Texto do documento

------

Onde reside, então, o paradoxo? Quanto mais se aproxima da obra contundente de Genet, a montagem – na dimensão da ação teatral – somente consegue mostrar mais do mesmo. Assim, observo que Santa Pocilga de Misericórdia nos presenteia com uma vasta seleção de imagens brutas, exaltando e retratando as práticas sexuais de suas personagens. As personagens não se esgotam nas práticas homoeróticas recorrentes ao longo da montagem, mas suas dimensões existências ficam sugeridas ou soterradas pelo acento sexual de cada ação, de cada cena. A dramaturgia de Rodrigo Barata, neste sentido, é elemento fundamental, pois oferece as pistas valiosas – rebuscadas e debochadamente poéticas – para ultrapassarmos esta primeira camada da encenação. No entanto, a força da poesia corporificada nos atos obscenos, despudorados e lascivos dos atuantes, de algum modo, desloca a dramaturgia para segundo plano.  
Não se pode deixar de considerar o contexto histórico que atravessamos: reacionarismo político, intolerância religiosa, institucionalização da criminalização dos movimentos sociais, censuras veladas à liberdade de expressão artística e práticas de homofobia. A conjuntura clama aos formadores de opinião – e aqui se inclui nós artistas – uma posição contundente contra este estado de coisas repulsivas num estado dito laico e democrático. Por este viés, o acento da montagem repousando exatamente nas imagens brutas das relações homoeróticas – consideradas pelo establishment como repulsivas e reprováveis – não deixa de assumir um posicionamento político importante.
A proposição da relação palco-platéia, neste sentido, vai ao encontro disto quando coloca os espectadores na posição frontal a ação teatral – palco italiano. Lembremos que o Vigilante que nos recebe na porta do teatro posiciona-se estrategicamente, durante quase toda a peça, sentado no chão na mesma perspectiva dos espectadores. Este gesto é decisivo, pois determina a condição do espectador diante da obra: vigilante voyeur. Assim, observamos a montagem sob a mesma vigilância que a reprime; é como se fossemos convidados a desnaturalizar nosso olhar de repressão e censura, expondo-nos exaustivamente a estas imagens brutas de homoerotismo.  A direção de Kauan Amora merece os louros desta opção, embora não posso deixar de considerá-la como enfadonha na dimensão da ação teatral. Enfadonho, mas admito: estético-politicamente necessário na conjuntura atual.

------

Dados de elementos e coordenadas

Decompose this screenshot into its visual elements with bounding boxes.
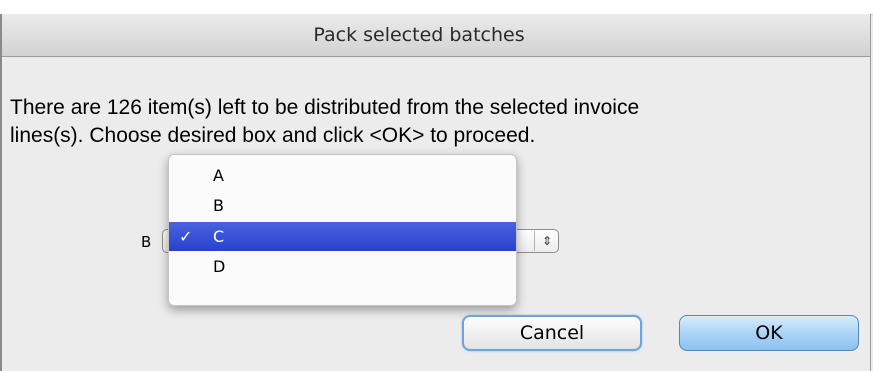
cancel-button[interactable]: Cancel	[462, 315, 642, 351]
dialog-message: There are 126 item(s) left to be distrib…	[10, 94, 860, 150]
background-window-strip	[0, 0, 873, 15]
menu-item-d[interactable]: D	[169, 252, 516, 281]
menu-item-b[interactable]: B	[169, 191, 516, 220]
menu-item-label: A	[213, 166, 224, 185]
menu-item-c[interactable]: ✓ C	[169, 222, 516, 251]
up-down-chevron-icon: ⇕	[533, 231, 552, 251]
message-line-1: There are 126 item(s) left to be distrib…	[10, 96, 640, 119]
dialog-titlebar[interactable]: Pack selected batches	[2, 14, 870, 57]
message-line-2: lines(s). Choose desired box and click <…	[10, 124, 536, 147]
box-label: B	[141, 233, 152, 251]
box-options-menu: A B ✓ C D	[168, 154, 517, 306]
menu-item-label: D	[213, 257, 226, 276]
checkmark-icon: ✓	[179, 227, 193, 246]
pack-batches-dialog: Pack selected batches There are 126 item…	[2, 14, 871, 371]
dialog-title: Pack selected batches	[313, 24, 525, 46]
ok-button[interactable]: OK	[679, 315, 859, 351]
menu-item-label: B	[213, 196, 224, 215]
menu-item-a[interactable]: A	[169, 161, 516, 190]
menu-item-label: C	[213, 227, 225, 246]
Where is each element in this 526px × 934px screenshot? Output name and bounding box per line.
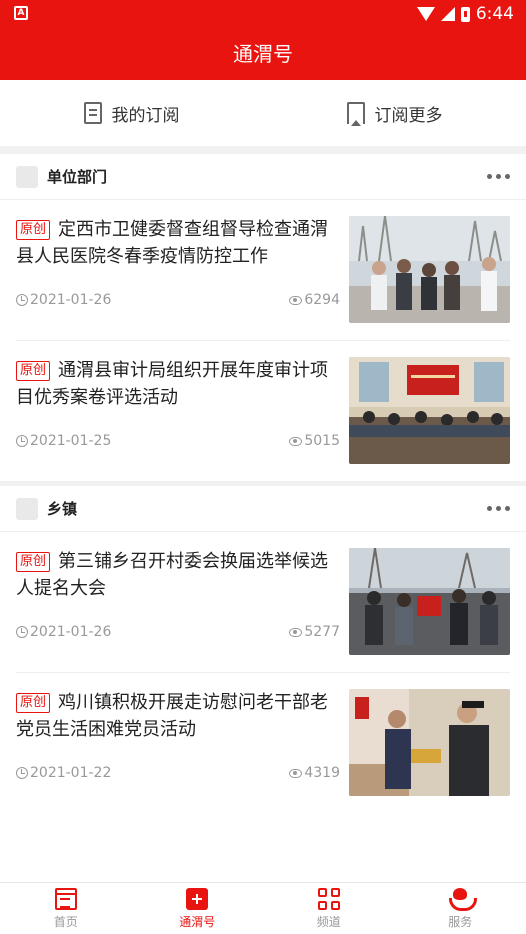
page-title: 通渭号 <box>0 28 526 80</box>
section-header[interactable]: 单位部门 <box>0 154 526 200</box>
clock-icon <box>16 294 28 306</box>
eye-icon <box>289 295 303 305</box>
clock-icon <box>16 626 28 638</box>
tab-services-label: 服务 <box>448 914 473 929</box>
article-views: 5277 <box>304 624 340 640</box>
divider <box>0 146 526 154</box>
eye-icon <box>289 436 303 446</box>
tab-home-label: 首页 <box>53 914 78 929</box>
article-meta: 2021-01-26 6294 <box>16 292 340 308</box>
clock-icon <box>16 767 28 779</box>
article-views: 5015 <box>304 433 340 449</box>
original-tag: 原创 <box>16 693 51 713</box>
my-subscriptions-label: 我的订阅 <box>111 105 180 126</box>
article-title: 原创 定西市卫健委督查组督导检查通渭县人民医院冬春季疫情防控工作 <box>16 216 340 270</box>
news-icon <box>54 887 77 910</box>
article-item[interactable]: 原创 鸡川镇积极开展走访慰问老干部老党员生活困难党员活动 2021-01-22 4… <box>16 673 510 814</box>
article-meta: 2021-01-22 4319 <box>16 765 340 781</box>
tab-services[interactable]: 服务 <box>395 883 526 934</box>
original-tag: 原创 <box>16 361 51 381</box>
article-item[interactable]: 原创 定西市卫健委督查组督导检查通渭县人民医院冬春季疫情防控工作 2021-01-… <box>16 200 510 341</box>
article-date: 2021-01-26 <box>30 624 112 640</box>
my-subscriptions-button[interactable]: 我的订阅 <box>0 80 263 146</box>
plus-square-icon <box>186 887 209 910</box>
section-departments: 单位部门 原创 定西市卫健委督查组督导检查通渭县人民医院冬春季疫情防控工作 202… <box>0 154 526 482</box>
original-tag: 原创 <box>16 552 51 572</box>
article-headline: 第三铺乡召开村委会换届选举候选人提名大会 <box>16 551 329 599</box>
article-views: 6294 <box>304 292 340 308</box>
battery-icon <box>460 6 470 22</box>
article-thumbnail <box>349 689 510 796</box>
tab-tongwei-label: 通渭号 <box>179 914 216 929</box>
article-meta: 2021-01-25 5015 <box>16 433 340 449</box>
article-views: 4319 <box>304 765 340 781</box>
service-hands-icon <box>448 887 478 911</box>
original-tag: 原创 <box>16 220 51 240</box>
status-time: 6:44 <box>475 4 514 24</box>
list-icon <box>83 102 102 124</box>
status-bar: A 6:44 <box>0 0 526 28</box>
article-item[interactable]: 原创 通渭县审计局组织开展年度审计项目优秀案卷评选活动 2021-01-25 50… <box>16 341 510 482</box>
article-thumbnail <box>349 357 510 464</box>
notification-icon: A <box>14 6 28 20</box>
section-title: 乡镇 <box>47 500 78 518</box>
grid-icon <box>317 887 340 910</box>
article-headline: 定西市卫健委督查组督导检查通渭县人民医院冬春季疫情防控工作 <box>16 219 329 267</box>
section-townships: 乡镇 原创 第三铺乡召开村委会换届选举候选人提名大会 2021-01-26 527… <box>0 486 526 814</box>
article-title: 原创 鸡川镇积极开展走访慰问老干部老党员生活困难党员活动 <box>16 689 340 743</box>
article-meta: 2021-01-26 5277 <box>16 624 340 640</box>
bottom-tab-bar: 首页 通渭号 频道 服务 <box>0 882 526 934</box>
clock-icon <box>16 435 28 447</box>
article-item[interactable]: 原创 第三铺乡召开村委会换届选举候选人提名大会 2021-01-26 5277 <box>16 532 510 673</box>
status-icons: 6:44 <box>416 4 514 24</box>
wifi-icon <box>416 7 435 21</box>
article-title: 原创 第三铺乡召开村委会换届选举候选人提名大会 <box>16 548 340 602</box>
article-date: 2021-01-22 <box>30 765 112 781</box>
article-headline: 通渭县审计局组织开展年度审计项目优秀案卷评选活动 <box>16 360 329 408</box>
article-thumbnail <box>349 548 510 655</box>
eye-icon <box>289 768 303 778</box>
more-icon[interactable] <box>487 506 510 511</box>
tab-channels[interactable]: 频道 <box>263 883 395 934</box>
section-avatar <box>16 165 38 188</box>
article-date: 2021-01-26 <box>30 292 112 308</box>
article-title: 原创 通渭县审计局组织开展年度审计项目优秀案卷评选活动 <box>16 357 340 411</box>
subscribe-more-label: 订阅更多 <box>374 105 443 126</box>
tab-tongwei[interactable]: 通渭号 <box>132 883 264 934</box>
subscription-bar: 我的订阅 订阅更多 <box>0 80 526 146</box>
section-header[interactable]: 乡镇 <box>0 486 526 532</box>
tab-channels-label: 频道 <box>316 914 341 929</box>
more-icon[interactable] <box>487 174 510 179</box>
bookmark-icon <box>346 102 365 126</box>
section-avatar <box>16 497 38 520</box>
article-date: 2021-01-25 <box>30 433 112 449</box>
subscribe-more-button[interactable]: 订阅更多 <box>263 80 526 146</box>
tab-home[interactable]: 首页 <box>0 883 132 934</box>
article-headline: 鸡川镇积极开展走访慰问老干部老党员生活困难党员活动 <box>16 692 329 740</box>
section-title: 单位部门 <box>47 168 108 186</box>
signal-icon <box>440 7 455 21</box>
article-thumbnail <box>349 216 510 323</box>
eye-icon <box>289 627 303 637</box>
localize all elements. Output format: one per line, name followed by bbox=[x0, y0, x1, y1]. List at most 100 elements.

------

Objetivo 1
Liste os traços do contexto histórico que a crítica de Santa Pocilga de Misericórdia enumera.
Objetivo 2
Segundo a crítica de Santa Pocilga de Misericórdia, quem assina a dramaturgia da montagem?
Objetivo 3
Retome a crítica de Santa Pocilga de Misericórdia a partir da última frase apresentada.

Resposta escrita 1
- reacionarismo político
- intolerância religiosa
- institucionalização da criminalização dos movimentos sociais
- censuras veladas à liberdade de expressão artística
- práticas de homofobia

Resposta escrita 2
Rodrigo Barata.

Resposta escrita 3
Ainda neste viés de conjuntura histórica, é digna de nota a repercussão que a montagem atinge na cidade. Postagens virtuais acusando a montagem de misógina e de orgia barata e gratuita somente reforçam o argumento da necessidade de reflexão crítica e do posicionamento político que este trabalho estabelece. Contra este tipo de reacionarismo falacioso bastaria convidar os interlocutores a visitar a obra de Jean Genet; assim, ganhariam cultura e evitariam posicionamentos tão sectários e moralizantes. O convite se estende a atual direção do teatro Waldemar Henrique que ainda esta semana, protagonizou posicionamento reprovável ao impedir a realização da promoção de ingressos proposta pela equipe da montagem. A promoção consistia em desconto para os cinco primeiros casais homossexuais que topassem dar um beijo no hall de entrada do teatro – para estes o ingresso passaria de R$20,00 para R$8,00.  Alegando não saber, ou não ter sido notificando antecipadamente da promoção, a direção do teatro impediu sua realização. A repercussão junto a platéia que se fazia presente felizmente foi imediata: ao findar a sessão ocorreu um beijaço homossexual no hall do teatro como forma de protestar contra a atitude da direção do Waldemar Henrique. O palco extrapolou pra vida. É a dimensão política que precisa ser resgatada por nossa categoria teatral, esfacelada e reclusa cada qual em seus nichos de trabalho.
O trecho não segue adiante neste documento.